## Begin GIVEN RECORDS

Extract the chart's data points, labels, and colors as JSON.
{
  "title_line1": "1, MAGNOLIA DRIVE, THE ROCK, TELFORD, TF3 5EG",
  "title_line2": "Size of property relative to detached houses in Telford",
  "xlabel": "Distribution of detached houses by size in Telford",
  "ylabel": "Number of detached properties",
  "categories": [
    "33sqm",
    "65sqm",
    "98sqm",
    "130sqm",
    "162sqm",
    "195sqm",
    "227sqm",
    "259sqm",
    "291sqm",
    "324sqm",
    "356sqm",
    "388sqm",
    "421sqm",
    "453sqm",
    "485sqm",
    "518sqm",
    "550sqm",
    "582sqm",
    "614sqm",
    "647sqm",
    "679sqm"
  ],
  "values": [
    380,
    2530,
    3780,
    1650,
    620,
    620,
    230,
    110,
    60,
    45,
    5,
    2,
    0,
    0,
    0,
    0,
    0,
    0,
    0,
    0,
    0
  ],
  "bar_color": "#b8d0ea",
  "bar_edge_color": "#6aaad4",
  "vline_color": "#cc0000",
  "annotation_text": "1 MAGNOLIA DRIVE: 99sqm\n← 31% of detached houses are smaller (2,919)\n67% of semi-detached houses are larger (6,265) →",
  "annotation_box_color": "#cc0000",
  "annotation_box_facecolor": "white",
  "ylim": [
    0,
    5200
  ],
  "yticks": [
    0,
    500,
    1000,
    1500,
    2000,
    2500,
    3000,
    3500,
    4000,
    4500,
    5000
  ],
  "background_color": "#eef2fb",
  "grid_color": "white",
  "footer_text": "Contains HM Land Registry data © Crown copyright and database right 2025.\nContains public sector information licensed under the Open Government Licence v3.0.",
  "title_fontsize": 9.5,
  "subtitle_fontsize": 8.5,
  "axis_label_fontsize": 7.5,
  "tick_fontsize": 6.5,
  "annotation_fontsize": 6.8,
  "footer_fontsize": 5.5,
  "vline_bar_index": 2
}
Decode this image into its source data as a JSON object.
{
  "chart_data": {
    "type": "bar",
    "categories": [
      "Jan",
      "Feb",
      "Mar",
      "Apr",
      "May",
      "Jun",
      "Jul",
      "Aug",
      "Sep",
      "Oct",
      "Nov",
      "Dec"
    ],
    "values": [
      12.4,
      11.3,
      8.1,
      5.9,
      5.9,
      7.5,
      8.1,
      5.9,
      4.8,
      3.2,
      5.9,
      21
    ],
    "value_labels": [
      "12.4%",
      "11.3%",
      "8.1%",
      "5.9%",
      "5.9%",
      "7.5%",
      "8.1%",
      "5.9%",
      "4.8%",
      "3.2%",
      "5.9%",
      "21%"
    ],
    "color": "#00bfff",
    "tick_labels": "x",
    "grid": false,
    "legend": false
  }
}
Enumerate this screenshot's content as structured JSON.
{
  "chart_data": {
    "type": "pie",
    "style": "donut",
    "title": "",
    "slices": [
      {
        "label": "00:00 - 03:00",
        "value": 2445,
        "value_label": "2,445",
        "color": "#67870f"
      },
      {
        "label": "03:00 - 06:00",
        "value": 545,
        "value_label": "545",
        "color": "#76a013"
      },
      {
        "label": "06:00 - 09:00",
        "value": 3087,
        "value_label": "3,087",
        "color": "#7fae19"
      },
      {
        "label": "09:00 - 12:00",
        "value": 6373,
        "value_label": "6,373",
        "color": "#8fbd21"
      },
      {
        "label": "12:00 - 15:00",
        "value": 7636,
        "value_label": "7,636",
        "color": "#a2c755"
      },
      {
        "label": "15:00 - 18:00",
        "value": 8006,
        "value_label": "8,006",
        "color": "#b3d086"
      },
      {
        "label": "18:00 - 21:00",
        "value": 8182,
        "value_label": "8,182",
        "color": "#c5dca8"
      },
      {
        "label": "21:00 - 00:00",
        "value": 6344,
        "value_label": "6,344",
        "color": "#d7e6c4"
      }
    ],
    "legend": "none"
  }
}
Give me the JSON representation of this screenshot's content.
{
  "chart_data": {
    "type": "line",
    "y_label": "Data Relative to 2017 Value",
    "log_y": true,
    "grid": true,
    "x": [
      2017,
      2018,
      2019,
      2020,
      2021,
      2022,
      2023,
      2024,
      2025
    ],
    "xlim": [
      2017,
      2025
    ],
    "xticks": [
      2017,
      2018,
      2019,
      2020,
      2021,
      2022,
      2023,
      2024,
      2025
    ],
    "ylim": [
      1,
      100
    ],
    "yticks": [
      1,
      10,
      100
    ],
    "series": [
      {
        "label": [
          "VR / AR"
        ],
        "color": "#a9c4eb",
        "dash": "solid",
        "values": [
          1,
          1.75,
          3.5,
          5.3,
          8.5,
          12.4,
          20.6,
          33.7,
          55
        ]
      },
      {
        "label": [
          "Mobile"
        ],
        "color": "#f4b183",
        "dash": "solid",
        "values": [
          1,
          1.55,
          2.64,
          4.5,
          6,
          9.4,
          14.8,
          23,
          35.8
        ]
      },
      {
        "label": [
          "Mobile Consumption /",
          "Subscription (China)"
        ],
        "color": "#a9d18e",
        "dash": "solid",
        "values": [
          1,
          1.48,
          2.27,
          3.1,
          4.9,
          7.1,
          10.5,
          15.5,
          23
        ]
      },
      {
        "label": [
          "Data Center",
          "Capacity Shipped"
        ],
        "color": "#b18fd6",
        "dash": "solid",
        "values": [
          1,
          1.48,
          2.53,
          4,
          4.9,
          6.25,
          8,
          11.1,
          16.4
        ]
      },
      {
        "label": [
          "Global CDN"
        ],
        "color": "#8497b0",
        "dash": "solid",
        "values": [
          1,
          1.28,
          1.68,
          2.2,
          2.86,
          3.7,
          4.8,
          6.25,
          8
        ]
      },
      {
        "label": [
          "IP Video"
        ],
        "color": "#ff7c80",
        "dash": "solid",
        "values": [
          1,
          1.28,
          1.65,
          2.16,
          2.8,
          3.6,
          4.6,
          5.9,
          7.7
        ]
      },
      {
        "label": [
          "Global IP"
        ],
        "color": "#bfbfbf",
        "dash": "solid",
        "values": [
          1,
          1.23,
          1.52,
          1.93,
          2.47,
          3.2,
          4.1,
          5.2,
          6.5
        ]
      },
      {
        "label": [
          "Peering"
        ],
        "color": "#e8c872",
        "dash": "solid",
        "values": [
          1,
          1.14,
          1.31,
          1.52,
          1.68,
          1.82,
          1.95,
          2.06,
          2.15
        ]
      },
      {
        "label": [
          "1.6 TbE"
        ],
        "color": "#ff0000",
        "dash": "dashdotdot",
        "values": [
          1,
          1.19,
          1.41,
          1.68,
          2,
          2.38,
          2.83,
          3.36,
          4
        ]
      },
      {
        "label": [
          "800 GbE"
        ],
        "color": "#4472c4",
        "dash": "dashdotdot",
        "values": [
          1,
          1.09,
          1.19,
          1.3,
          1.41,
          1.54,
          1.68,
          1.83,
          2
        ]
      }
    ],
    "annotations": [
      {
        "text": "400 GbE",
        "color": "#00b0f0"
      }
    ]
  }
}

## End GIVEN RECORDS

* **WORK INSTRUCTIONS**:
Extract every record and return it verbatim.

* **EXERCISE SOLUTION**:
Extract the chart's data points, labels, and colors as JSON.
{
  "title_line1": "1, MAGNOLIA DRIVE, THE ROCK, TELFORD, TF3 5EG",
  "title_line2": "Size of property relative to detached houses in Telford",
  "xlabel": "Distribution of detached houses by size in Telford",
  "ylabel": "Number of detached properties",
  "categories": [
    "33sqm",
    "65sqm",
    "98sqm",
    "130sqm",
    "162sqm",
    "195sqm",
    "227sqm",
    "259sqm",
    "291sqm",
    "324sqm",
    "356sqm",
    "388sqm",
    "421sqm",
    "453sqm",
    "485sqm",
    "518sqm",
    "550sqm",
    "582sqm",
    "614sqm",
    "647sqm",
    "679sqm"
  ],
  "values": [
    380,
    2530,
    3780,
    1650,
    620,
    620,
    230,
    110,
    60,
    45,
    5,
    2,
    0,
    0,
    0,
    0,
    0,
    0,
    0,
    0,
    0
  ],
  "bar_color": "#b8d0ea",
  "bar_edge_color": "#6aaad4",
  "vline_color": "#cc0000",
  "annotation_text": "1 MAGNOLIA DRIVE: 99sqm\n← 31% of detached houses are smaller (2,919)\n67% of semi-detached houses are larger (6,265) →",
  "annotation_box_color": "#cc0000",
  "annotation_box_facecolor": "white",
  "ylim": [
    0,
    5200
  ],
  "yticks": [
    0,
    500,
    1000,
    1500,
    2000,
    2500,
    3000,
    3500,
    4000,
    4500,
    5000
  ],
  "background_color": "#eef2fb",
  "grid_color": "white",
  "footer_text": "Contains HM Land Registry data © Crown copyright and database right 2025.\nContains public sector information licensed under the Open Government Licence v3.0.",
  "title_fontsize": 9.5,
  "subtitle_fontsize": 8.5,
  "axis_label_fontsize": 7.5,
  "tick_fontsize": 6.5,
  "annotation_fontsize": 6.8,
  "footer_fontsize": 5.5,
  "vline_bar_index": 2
}
Decode this image into its source data as a JSON object.
{
  "chart_data": {
    "type": "bar",
    "categories": [
      "Jan",
      "Feb",
      "Mar",
      "Apr",
      "May",
      "Jun",
      "Jul",
      "Aug",
      "Sep",
      "Oct",
      "Nov",
      "Dec"
    ],
    "values": [
      12.4,
      11.3,
      8.1,
      5.9,
      5.9,
      7.5,
      8.1,
      5.9,
      4.8,
      3.2,
      5.9,
      21
    ],
    "value_labels": [
      "12.4%",
      "11.3%",
      "8.1%",
      "5.9%",
      "5.9%",
      "7.5%",
      "8.1%",
      "5.9%",
      "4.8%",
      "3.2%",
      "5.9%",
      "21%"
    ],
    "color": "#00bfff",
    "tick_labels": "x",
    "grid": false,
    "legend": false
  }
}
Enumerate this screenshot's content as structured JSON.
{
  "chart_data": {
    "type": "pie",
    "style": "donut",
    "title": "",
    "slices": [
      {
        "label": "00:00 - 03:00",
        "value": 2445,
        "value_label": "2,445",
        "color": "#67870f"
      },
      {
        "label": "03:00 - 06:00",
        "value": 545,
        "value_label": "545",
        "color": "#76a013"
      },
      {
        "label": "06:00 - 09:00",
        "value": 3087,
        "value_label": "3,087",
        "color": "#7fae19"
      },
      {
        "label": "09:00 - 12:00",
        "value": 6373,
        "value_label": "6,373",
        "color": "#8fbd21"
      },
      {
        "label": "12:00 - 15:00",
        "value": 7636,
        "value_label": "7,636",
        "color": "#a2c755"
      },
      {
        "label": "15:00 - 18:00",
        "value": 8006,
        "value_label": "8,006",
        "color": "#b3d086"
      },
      {
        "label": "18:00 - 21:00",
        "value": 8182,
        "value_label": "8,182",
        "color": "#c5dca8"
      },
      {
        "label": "21:00 - 00:00",
        "value": 6344,
        "value_label": "6,344",
        "color": "#d7e6c4"
      }
    ],
    "legend": "none"
  }
}
Give me the JSON representation of this screenshot's content.
{
  "chart_data": {
    "type": "line",
    "y_label": "Data Relative to 2017 Value",
    "log_y": true,
    "grid": true,
    "x": [
      2017,
      2018,
      2019,
      2020,
      2021,
      2022,
      2023,
      2024,
      2025
    ],
    "xlim": [
      2017,
      2025
    ],
    "xticks": [
      2017,
      2018,
      2019,
      2020,
      2021,
      2022,
      2023,
      2024,
      2025
    ],
    "ylim": [
      1,
      100
    ],
    "yticks": [
      1,
      10,
      100
    ],
    "series": [
      {
        "label": [
          "VR / AR"
        ],
        "color": "#a9c4eb",
        "dash": "solid",
        "values": [
          1,
          1.75,
          3.5,
          5.3,
          8.5,
          12.4,
          20.6,
          33.7,
          55
        ]
      },
      {
        "label": [
          "Mobile"
        ],
        "color": "#f4b183",
        "dash": "solid",
        "values": [
          1,
          1.55,
          2.64,
          4.5,
          6,
          9.4,
          14.8,
          23,
          35.8
        ]
      },
      {
        "label": [
          "Mobile Consumption /",
          "Subscription (China)"
        ],
        "color": "#a9d18e",
        "dash": "solid",
        "values": [
          1,
          1.48,
          2.27,
          3.1,
          4.9,
          7.1,
          10.5,
          15.5,
          23
        ]
      },
      {
        "label": [
          "Data Center",
          "Capacity Shipped"
        ],
        "color": "#b18fd6",
        "dash": "solid",
        "values": [
          1,
          1.48,
          2.53,
          4,
          4.9,
          6.25,
          8,
          11.1,
          16.4
        ]
      },
      {
        "label": [
          "Global CDN"
        ],
        "color": "#8497b0",
        "dash": "solid",
        "values": [
          1,
          1.28,
          1.68,
          2.2,
          2.86,
          3.7,
          4.8,
          6.25,
          8
        ]
      },
      {
        "label": [
          "IP Video"
        ],
        "color": "#ff7c80",
        "dash": "solid",
        "values": [
          1,
          1.28,
          1.65,
          2.16,
          2.8,
          3.6,
          4.6,
          5.9,
          7.7
        ]
      },
      {
        "label": [
          "Global IP"
        ],
        "color": "#bfbfbf",
        "dash": "solid",
        "values": [
          1,
          1.23,
          1.52,
          1.93,
          2.47,
          3.2,
          4.1,
          5.2,
          6.5
        ]
      },
      {
        "label": [
          "Peering"
        ],
        "color": "#e8c872",
        "dash": "solid",
        "values": [
          1,
          1.14,
          1.31,
          1.52,
          1.68,
          1.82,
          1.95,
          2.06,
          2.15
        ]
      },
      {
        "label": [
          "1.6 TbE"
        ],
        "color": "#ff0000",
        "dash": "dashdotdot",
        "values": [
          1,
          1.19,
          1.41,
          1.68,
          2,
          2.38,
          2.83,
          3.36,
          4
        ]
      },
      {
        "label": [
          "800 GbE"
        ],
        "color": "#4472c4",
        "dash": "dashdotdot",
        "values": [
          1,
          1.09,
          1.19,
          1.3,
          1.41,
          1.54,
          1.68,
          1.83,
          2
        ]
      }
    ],
    "annotations": [
      {
        "text": "400 GbE",
        "color": "#00b0f0"
      }
    ]
  }
}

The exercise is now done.